* **Work instructions**: Leave out the pictures and repeat the data exactly.

* **Exercise input**:
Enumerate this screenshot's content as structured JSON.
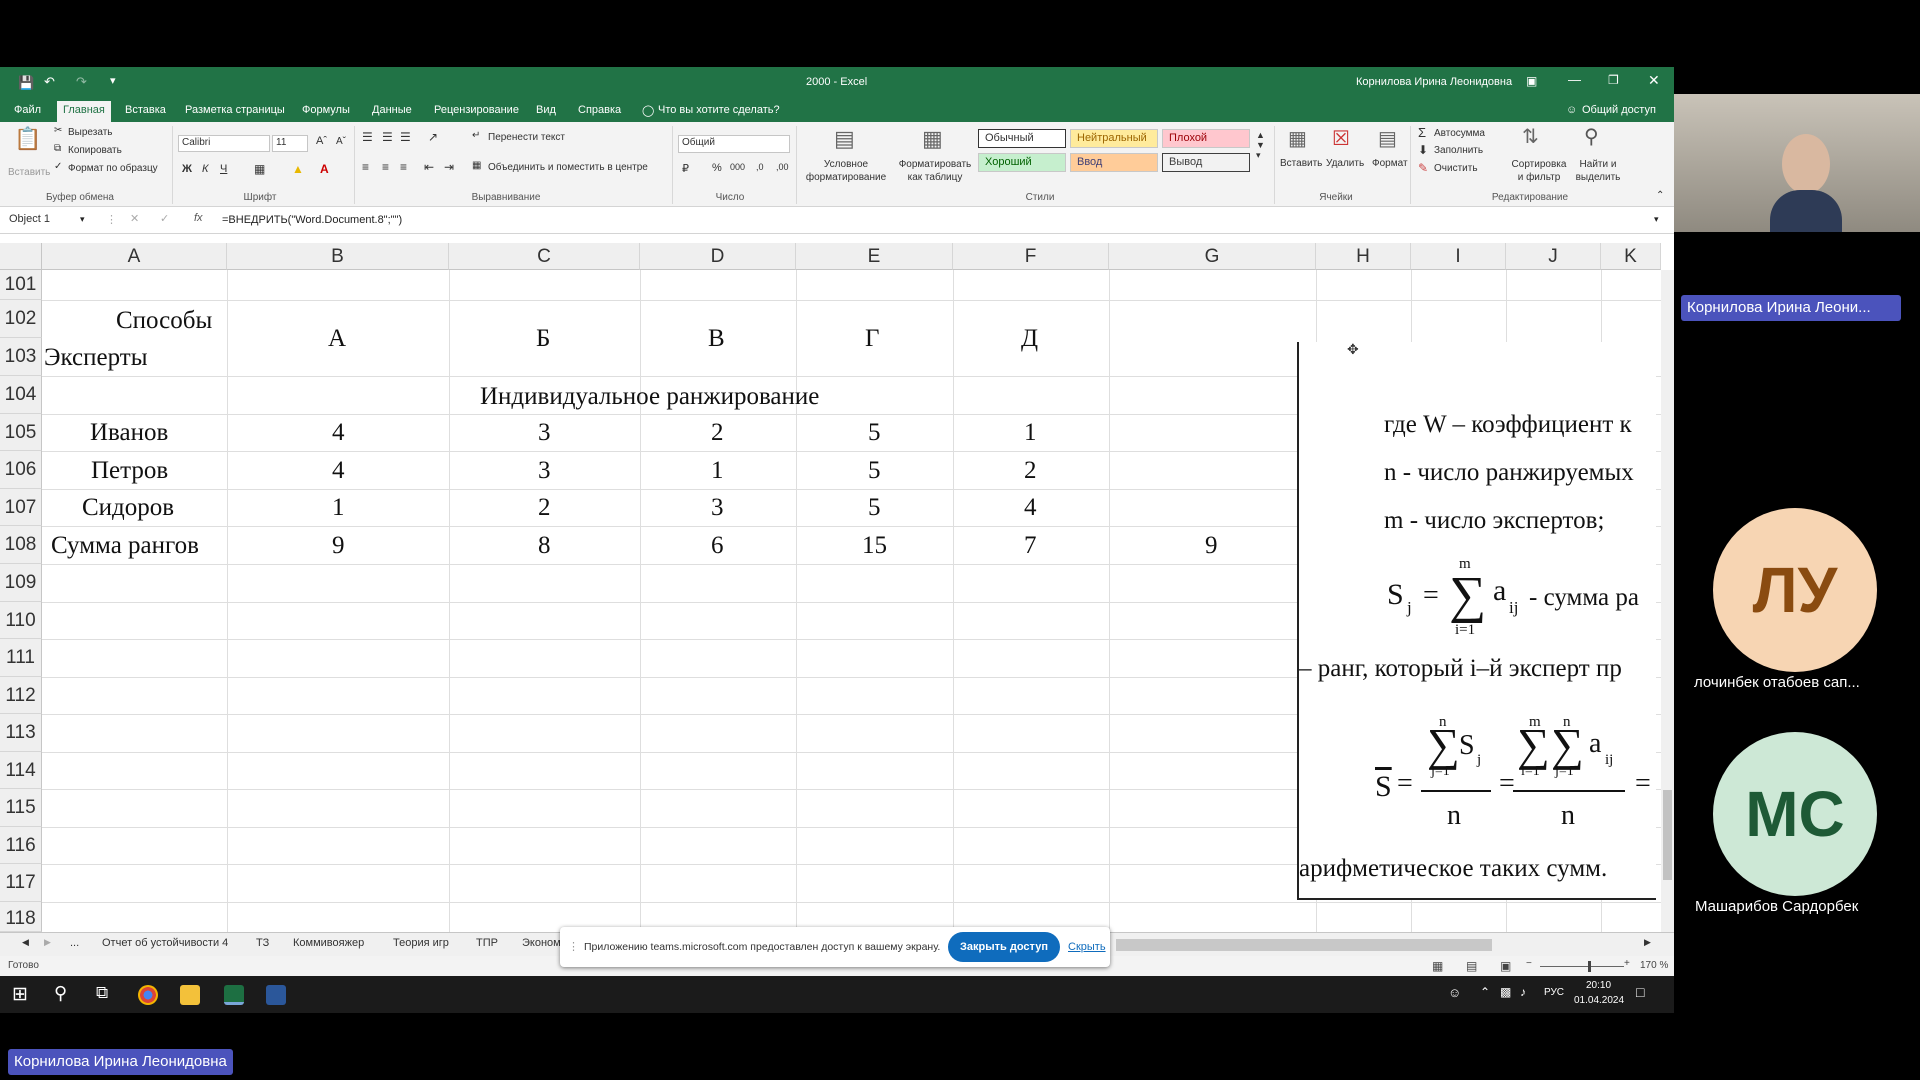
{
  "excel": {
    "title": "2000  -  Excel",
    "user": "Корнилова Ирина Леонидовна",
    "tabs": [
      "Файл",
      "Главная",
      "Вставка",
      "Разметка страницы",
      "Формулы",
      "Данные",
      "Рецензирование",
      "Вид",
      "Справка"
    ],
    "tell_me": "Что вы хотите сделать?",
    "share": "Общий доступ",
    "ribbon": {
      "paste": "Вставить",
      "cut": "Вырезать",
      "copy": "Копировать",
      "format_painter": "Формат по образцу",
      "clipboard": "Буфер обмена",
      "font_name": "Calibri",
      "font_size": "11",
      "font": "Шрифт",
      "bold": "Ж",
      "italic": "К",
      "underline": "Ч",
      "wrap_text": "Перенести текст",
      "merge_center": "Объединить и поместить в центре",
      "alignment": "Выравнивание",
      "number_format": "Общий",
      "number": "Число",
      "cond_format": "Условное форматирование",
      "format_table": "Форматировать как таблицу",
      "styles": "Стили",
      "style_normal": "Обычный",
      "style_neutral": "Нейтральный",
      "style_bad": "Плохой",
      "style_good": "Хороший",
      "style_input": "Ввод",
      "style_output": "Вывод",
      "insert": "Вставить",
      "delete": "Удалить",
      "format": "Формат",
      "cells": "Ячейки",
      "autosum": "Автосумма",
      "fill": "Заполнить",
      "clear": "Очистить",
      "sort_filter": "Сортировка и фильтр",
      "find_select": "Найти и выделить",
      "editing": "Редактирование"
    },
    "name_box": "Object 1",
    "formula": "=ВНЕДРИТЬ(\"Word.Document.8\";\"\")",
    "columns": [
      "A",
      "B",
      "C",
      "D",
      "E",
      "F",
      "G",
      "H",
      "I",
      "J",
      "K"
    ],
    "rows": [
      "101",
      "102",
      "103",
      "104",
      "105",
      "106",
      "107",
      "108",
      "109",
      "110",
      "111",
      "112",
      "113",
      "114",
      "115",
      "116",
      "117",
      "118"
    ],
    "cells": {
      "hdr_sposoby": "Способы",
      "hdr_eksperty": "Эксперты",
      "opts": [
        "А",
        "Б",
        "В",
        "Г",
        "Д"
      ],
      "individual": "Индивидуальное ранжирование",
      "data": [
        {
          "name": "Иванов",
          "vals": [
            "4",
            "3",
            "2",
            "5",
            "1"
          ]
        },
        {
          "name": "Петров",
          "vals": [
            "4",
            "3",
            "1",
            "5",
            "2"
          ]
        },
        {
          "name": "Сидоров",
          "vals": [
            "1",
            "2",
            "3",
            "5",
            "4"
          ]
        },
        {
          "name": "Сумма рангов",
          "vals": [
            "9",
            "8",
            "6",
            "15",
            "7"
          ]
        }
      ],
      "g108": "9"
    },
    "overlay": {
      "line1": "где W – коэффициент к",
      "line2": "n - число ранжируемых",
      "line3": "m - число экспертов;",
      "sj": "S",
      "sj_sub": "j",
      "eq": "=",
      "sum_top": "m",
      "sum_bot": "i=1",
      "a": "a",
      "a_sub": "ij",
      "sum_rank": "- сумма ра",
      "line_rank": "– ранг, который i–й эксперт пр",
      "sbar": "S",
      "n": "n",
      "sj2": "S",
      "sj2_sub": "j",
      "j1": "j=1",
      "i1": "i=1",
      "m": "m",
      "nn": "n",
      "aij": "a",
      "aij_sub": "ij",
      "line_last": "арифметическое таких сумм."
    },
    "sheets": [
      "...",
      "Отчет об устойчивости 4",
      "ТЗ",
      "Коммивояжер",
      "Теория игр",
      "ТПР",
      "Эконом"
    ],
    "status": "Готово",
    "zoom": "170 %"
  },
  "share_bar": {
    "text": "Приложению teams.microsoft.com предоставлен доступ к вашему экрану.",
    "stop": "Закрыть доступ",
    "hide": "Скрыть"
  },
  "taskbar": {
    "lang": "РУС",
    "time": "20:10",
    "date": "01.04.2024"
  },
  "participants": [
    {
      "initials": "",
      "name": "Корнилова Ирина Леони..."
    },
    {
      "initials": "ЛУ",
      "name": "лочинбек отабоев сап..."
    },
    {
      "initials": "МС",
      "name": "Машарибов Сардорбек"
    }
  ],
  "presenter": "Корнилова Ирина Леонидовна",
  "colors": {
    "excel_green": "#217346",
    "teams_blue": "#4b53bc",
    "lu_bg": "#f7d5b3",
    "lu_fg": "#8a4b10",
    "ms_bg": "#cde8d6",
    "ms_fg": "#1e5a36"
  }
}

* **Written response**:
Enumerate this screenshot's content as structured JSON.
{
  "excel": {
    "title": "2000  -  Excel",
    "user": "Корнилова Ирина Леонидовна",
    "tabs": [
      "Файл",
      "Главная",
      "Вставка",
      "Разметка страницы",
      "Формулы",
      "Данные",
      "Рецензирование",
      "Вид",
      "Справка"
    ],
    "tell_me": "Что вы хотите сделать?",
    "share": "Общий доступ",
    "ribbon": {
      "paste": "Вставить",
      "cut": "Вырезать",
      "copy": "Копировать",
      "format_painter": "Формат по образцу",
      "clipboard": "Буфер обмена",
      "font_name": "Calibri",
      "font_size": "11",
      "font": "Шрифт",
      "bold": "Ж",
      "italic": "К",
      "underline": "Ч",
      "wrap_text": "Перенести текст",
      "merge_center": "Объединить и поместить в центре",
      "alignment": "Выравнивание",
      "number_format": "Общий",
      "number": "Число",
      "cond_format": "Условное форматирование",
      "format_table": "Форматировать как таблицу",
      "styles": "Стили",
      "style_normal": "Обычный",
      "style_neutral": "Нейтральный",
      "style_bad": "Плохой",
      "style_good": "Хороший",
      "style_input": "Ввод",
      "style_output": "Вывод",
      "insert": "Вставить",
      "delete": "Удалить",
      "format": "Формат",
      "cells": "Ячейки",
      "autosum": "Автосумма",
      "fill": "Заполнить",
      "clear": "Очистить",
      "sort_filter": "Сортировка и фильтр",
      "find_select": "Найти и выделить",
      "editing": "Редактирование"
    },
    "name_box": "Object 1",
    "formula": "=ВНЕДРИТЬ(\"Word.Document.8\";\"\")",
    "columns": [
      "A",
      "B",
      "C",
      "D",
      "E",
      "F",
      "G",
      "H",
      "I",
      "J",
      "K"
    ],
    "rows": [
      "101",
      "102",
      "103",
      "104",
      "105",
      "106",
      "107",
      "108",
      "109",
      "110",
      "111",
      "112",
      "113",
      "114",
      "115",
      "116",
      "117",
      "118"
    ],
    "cells": {
      "hdr_sposoby": "Способы",
      "hdr_eksperty": "Эксперты",
      "opts": [
        "А",
        "Б",
        "В",
        "Г",
        "Д"
      ],
      "individual": "Индивидуальное ранжирование",
      "data": [
        {
          "name": "Иванов",
          "vals": [
            "4",
            "3",
            "2",
            "5",
            "1"
          ]
        },
        {
          "name": "Петров",
          "vals": [
            "4",
            "3",
            "1",
            "5",
            "2"
          ]
        },
        {
          "name": "Сидоров",
          "vals": [
            "1",
            "2",
            "3",
            "5",
            "4"
          ]
        },
        {
          "name": "Сумма рангов",
          "vals": [
            "9",
            "8",
            "6",
            "15",
            "7"
          ]
        }
      ],
      "g108": "9"
    },
    "overlay": {
      "line1": "где W – коэффициент к",
      "line2": "n - число ранжируемых",
      "line3": "m - число экспертов;",
      "sj": "S",
      "sj_sub": "j",
      "eq": "=",
      "sum_top": "m",
      "sum_bot": "i=1",
      "a": "a",
      "a_sub": "ij",
      "sum_rank": "- сумма ра",
      "line_rank": "– ранг, который i–й эксперт пр",
      "sbar": "S",
      "n": "n",
      "sj2": "S",
      "sj2_sub": "j",
      "j1": "j=1",
      "i1": "i=1",
      "m": "m",
      "nn": "n",
      "aij": "a",
      "aij_sub": "ij",
      "line_last": "арифметическое таких сумм."
    },
    "sheets": [
      "...",
      "Отчет об устойчивости 4",
      "ТЗ",
      "Коммивояжер",
      "Теория игр",
      "ТПР",
      "Эконом"
    ],
    "status": "Готово",
    "zoom": "170 %"
  },
  "share_bar": {
    "text": "Приложению teams.microsoft.com предоставлен доступ к вашему экрану.",
    "stop": "Закрыть доступ",
    "hide": "Скрыть"
  },
  "taskbar": {
    "lang": "РУС",
    "time": "20:10",
    "date": "01.04.2024"
  },
  "participants": [
    {
      "initials": "",
      "name": "Корнилова Ирина Леони..."
    },
    {
      "initials": "ЛУ",
      "name": "лочинбек отабоев сап..."
    },
    {
      "initials": "МС",
      "name": "Машарибов Сардорбек"
    }
  ],
  "presenter": "Корнилова Ирина Леонидовна",
  "colors": {
    "excel_green": "#217346",
    "teams_blue": "#4b53bc",
    "lu_bg": "#f7d5b3",
    "lu_fg": "#8a4b10",
    "ms_bg": "#cde8d6",
    "ms_fg": "#1e5a36"
  }
}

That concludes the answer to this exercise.